Dataset items:
= = =

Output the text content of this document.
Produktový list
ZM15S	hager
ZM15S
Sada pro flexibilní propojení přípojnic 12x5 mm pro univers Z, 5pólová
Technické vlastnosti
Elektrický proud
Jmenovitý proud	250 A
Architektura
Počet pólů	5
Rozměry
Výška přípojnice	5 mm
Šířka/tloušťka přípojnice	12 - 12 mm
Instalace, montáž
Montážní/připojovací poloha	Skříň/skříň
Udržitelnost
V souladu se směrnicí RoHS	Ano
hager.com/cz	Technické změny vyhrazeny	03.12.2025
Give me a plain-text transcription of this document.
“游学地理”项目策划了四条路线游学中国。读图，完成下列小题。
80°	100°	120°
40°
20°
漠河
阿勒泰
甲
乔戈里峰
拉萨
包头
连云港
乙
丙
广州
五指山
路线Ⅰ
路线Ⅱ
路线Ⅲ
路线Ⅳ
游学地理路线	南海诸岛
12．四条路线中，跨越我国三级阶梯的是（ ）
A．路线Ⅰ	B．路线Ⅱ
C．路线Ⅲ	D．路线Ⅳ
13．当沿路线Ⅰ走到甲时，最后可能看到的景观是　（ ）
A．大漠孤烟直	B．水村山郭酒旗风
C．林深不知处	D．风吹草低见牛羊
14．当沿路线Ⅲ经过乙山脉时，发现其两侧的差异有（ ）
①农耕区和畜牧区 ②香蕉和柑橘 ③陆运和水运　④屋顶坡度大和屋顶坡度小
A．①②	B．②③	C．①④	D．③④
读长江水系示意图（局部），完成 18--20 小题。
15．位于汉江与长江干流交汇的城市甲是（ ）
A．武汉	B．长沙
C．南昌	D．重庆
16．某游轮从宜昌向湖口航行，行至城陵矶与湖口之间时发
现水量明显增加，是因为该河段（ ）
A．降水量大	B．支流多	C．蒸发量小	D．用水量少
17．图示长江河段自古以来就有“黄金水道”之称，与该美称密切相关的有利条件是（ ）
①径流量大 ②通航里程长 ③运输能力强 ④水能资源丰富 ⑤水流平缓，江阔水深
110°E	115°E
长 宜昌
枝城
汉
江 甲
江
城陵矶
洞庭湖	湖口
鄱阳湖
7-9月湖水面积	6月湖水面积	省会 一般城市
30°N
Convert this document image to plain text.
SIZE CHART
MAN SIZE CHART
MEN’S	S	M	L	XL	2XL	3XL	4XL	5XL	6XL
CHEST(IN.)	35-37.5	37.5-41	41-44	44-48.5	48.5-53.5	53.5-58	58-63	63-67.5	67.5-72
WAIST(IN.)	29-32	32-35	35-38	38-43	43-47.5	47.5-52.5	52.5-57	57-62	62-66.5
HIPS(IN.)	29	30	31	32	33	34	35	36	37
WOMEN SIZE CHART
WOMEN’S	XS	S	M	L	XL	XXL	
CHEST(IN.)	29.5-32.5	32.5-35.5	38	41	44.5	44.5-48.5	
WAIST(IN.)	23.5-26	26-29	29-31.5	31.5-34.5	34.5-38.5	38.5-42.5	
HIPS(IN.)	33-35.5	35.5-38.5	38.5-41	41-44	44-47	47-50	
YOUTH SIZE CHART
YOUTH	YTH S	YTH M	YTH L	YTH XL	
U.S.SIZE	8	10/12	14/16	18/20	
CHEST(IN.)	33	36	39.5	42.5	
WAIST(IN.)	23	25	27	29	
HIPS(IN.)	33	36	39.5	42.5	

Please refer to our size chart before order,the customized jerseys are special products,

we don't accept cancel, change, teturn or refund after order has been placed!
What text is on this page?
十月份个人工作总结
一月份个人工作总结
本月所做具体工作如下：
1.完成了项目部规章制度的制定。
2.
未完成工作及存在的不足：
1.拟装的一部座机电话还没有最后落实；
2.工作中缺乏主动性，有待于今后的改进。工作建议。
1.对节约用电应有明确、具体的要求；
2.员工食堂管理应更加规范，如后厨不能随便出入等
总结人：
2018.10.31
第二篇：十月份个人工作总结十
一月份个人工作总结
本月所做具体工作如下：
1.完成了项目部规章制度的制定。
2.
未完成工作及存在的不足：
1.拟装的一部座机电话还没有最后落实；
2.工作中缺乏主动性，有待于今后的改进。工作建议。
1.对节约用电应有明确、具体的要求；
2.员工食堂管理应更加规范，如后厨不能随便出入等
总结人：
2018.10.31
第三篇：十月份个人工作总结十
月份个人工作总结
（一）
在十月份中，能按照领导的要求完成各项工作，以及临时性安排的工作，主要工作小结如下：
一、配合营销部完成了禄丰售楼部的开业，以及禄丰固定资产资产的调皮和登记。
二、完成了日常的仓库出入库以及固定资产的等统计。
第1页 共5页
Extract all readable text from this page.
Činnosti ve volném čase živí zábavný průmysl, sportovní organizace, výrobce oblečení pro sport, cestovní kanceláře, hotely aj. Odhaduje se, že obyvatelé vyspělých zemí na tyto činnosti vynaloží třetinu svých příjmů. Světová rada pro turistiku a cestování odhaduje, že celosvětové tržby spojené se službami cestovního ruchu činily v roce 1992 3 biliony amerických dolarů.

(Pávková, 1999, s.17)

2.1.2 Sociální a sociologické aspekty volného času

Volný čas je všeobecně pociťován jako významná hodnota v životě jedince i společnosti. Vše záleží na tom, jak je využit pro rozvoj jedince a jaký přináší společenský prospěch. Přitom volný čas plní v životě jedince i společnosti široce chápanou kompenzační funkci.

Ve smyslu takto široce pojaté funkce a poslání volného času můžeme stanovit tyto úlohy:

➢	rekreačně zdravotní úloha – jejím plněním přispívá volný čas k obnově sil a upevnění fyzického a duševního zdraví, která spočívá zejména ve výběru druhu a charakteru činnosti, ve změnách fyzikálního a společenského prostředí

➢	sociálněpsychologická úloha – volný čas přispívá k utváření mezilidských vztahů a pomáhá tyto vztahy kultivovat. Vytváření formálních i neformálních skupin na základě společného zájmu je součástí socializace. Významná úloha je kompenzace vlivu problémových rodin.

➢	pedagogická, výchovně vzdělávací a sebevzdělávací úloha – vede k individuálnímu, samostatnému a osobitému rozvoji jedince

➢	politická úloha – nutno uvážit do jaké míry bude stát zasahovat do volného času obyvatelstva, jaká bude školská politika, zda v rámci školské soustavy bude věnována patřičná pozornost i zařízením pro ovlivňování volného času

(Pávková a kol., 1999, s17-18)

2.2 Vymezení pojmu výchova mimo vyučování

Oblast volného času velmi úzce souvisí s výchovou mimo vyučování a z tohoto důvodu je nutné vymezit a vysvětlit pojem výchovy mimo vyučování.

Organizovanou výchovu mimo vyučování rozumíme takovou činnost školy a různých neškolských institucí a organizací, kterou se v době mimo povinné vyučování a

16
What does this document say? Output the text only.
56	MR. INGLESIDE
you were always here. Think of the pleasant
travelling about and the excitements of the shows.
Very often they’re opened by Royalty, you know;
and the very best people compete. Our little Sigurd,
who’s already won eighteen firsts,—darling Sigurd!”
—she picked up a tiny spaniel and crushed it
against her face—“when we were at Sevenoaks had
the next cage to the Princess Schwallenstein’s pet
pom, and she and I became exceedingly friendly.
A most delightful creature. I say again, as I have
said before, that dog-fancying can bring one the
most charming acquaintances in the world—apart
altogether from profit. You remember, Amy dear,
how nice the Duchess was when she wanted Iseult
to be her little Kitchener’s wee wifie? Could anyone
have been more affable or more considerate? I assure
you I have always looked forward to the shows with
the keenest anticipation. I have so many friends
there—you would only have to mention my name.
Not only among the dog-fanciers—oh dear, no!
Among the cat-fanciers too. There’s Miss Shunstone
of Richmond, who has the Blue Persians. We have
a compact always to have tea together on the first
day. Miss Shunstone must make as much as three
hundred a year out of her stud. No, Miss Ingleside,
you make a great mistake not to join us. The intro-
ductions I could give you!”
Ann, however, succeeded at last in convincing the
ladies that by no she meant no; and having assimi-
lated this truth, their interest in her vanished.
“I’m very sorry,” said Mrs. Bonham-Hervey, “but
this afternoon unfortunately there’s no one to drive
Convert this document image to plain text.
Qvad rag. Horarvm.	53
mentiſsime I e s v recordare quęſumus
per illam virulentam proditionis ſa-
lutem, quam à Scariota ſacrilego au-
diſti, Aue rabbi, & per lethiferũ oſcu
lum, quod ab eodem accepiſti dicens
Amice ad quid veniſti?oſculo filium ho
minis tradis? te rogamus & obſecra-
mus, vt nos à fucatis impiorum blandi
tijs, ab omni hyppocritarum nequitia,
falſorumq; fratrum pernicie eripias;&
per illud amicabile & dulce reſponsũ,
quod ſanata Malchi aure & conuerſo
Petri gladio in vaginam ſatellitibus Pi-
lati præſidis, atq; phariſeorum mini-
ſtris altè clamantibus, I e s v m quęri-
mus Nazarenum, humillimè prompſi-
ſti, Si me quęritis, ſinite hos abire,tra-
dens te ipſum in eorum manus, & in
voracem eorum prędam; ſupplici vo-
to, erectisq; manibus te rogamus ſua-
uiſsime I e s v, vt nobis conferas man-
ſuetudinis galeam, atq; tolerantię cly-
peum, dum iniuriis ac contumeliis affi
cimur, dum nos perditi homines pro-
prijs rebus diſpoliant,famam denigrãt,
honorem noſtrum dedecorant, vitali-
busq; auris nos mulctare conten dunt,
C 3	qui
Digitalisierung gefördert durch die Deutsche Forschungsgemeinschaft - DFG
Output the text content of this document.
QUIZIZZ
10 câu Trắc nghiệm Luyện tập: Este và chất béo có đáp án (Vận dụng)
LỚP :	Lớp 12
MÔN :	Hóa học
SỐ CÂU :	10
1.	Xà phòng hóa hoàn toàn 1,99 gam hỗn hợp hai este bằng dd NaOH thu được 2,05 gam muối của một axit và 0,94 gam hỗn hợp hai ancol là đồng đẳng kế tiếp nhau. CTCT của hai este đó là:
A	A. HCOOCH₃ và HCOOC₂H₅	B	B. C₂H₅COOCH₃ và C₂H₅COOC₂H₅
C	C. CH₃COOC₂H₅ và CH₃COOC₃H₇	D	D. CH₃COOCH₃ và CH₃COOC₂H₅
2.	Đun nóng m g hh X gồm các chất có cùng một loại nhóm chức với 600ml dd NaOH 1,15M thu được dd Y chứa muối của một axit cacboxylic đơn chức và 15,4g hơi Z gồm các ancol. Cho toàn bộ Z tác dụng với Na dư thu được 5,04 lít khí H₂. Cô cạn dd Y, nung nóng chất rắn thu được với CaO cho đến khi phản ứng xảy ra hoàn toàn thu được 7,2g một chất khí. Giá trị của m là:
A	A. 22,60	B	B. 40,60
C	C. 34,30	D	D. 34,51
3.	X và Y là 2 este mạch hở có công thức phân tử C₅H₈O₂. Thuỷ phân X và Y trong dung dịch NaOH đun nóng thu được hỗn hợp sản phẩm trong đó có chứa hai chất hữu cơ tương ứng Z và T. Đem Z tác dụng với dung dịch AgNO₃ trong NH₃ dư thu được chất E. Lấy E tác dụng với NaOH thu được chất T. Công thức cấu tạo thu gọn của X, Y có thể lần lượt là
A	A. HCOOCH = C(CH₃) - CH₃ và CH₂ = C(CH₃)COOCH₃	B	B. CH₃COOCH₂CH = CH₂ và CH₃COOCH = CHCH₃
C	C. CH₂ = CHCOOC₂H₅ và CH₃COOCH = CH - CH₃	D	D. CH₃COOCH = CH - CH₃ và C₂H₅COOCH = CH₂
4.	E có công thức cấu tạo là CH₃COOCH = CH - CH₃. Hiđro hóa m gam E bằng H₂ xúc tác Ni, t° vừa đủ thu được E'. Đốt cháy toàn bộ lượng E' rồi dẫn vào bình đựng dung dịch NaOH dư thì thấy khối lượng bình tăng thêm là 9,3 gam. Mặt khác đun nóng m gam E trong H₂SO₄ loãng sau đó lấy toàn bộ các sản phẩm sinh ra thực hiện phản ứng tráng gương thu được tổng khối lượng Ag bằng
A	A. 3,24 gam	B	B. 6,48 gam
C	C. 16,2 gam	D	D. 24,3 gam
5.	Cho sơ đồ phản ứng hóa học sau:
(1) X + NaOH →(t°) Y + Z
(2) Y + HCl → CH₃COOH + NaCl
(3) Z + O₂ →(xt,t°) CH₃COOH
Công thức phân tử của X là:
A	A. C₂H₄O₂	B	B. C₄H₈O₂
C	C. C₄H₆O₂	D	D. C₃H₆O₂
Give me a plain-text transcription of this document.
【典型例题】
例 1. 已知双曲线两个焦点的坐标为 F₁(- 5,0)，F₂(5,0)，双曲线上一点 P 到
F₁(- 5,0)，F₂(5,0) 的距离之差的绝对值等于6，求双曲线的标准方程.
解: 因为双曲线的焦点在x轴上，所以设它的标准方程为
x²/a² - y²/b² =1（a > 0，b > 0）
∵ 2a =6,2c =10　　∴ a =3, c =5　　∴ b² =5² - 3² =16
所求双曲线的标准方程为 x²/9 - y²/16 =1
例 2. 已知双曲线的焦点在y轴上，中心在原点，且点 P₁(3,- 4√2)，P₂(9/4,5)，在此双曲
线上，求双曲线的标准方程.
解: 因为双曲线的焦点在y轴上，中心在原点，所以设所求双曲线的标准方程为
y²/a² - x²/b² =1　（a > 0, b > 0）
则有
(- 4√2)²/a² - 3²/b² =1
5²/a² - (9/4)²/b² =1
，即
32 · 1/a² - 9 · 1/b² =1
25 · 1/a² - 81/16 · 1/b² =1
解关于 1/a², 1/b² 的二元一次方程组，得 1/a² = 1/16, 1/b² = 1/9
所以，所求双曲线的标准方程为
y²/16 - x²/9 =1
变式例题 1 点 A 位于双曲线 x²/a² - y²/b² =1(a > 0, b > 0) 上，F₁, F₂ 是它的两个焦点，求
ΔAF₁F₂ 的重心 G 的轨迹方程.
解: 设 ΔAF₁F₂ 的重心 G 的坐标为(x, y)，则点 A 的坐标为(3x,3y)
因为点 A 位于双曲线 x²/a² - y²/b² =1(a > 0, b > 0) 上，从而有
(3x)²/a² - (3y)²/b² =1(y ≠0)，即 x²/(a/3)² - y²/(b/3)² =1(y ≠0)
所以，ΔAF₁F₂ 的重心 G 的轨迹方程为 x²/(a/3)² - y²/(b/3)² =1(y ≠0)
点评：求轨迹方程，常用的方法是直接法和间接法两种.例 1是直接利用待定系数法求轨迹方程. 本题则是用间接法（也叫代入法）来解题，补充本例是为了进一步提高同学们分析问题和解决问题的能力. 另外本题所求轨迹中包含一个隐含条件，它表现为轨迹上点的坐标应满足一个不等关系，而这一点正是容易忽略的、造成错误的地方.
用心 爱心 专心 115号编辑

= = =

WRITTEN EXERCISE: Find the word "HIPS" in the material, then list each line that holds it.

SOLUTION FOR THIS PROBLEM:
HIPS(IN.)	29	30	31	32	33	34	35	36	37
HIPS(IN.)	33-35.5	35.5-38.5	38.5-41	41-44	44-47	47-50	
HIPS(IN.)	33	36	39.5	42.5	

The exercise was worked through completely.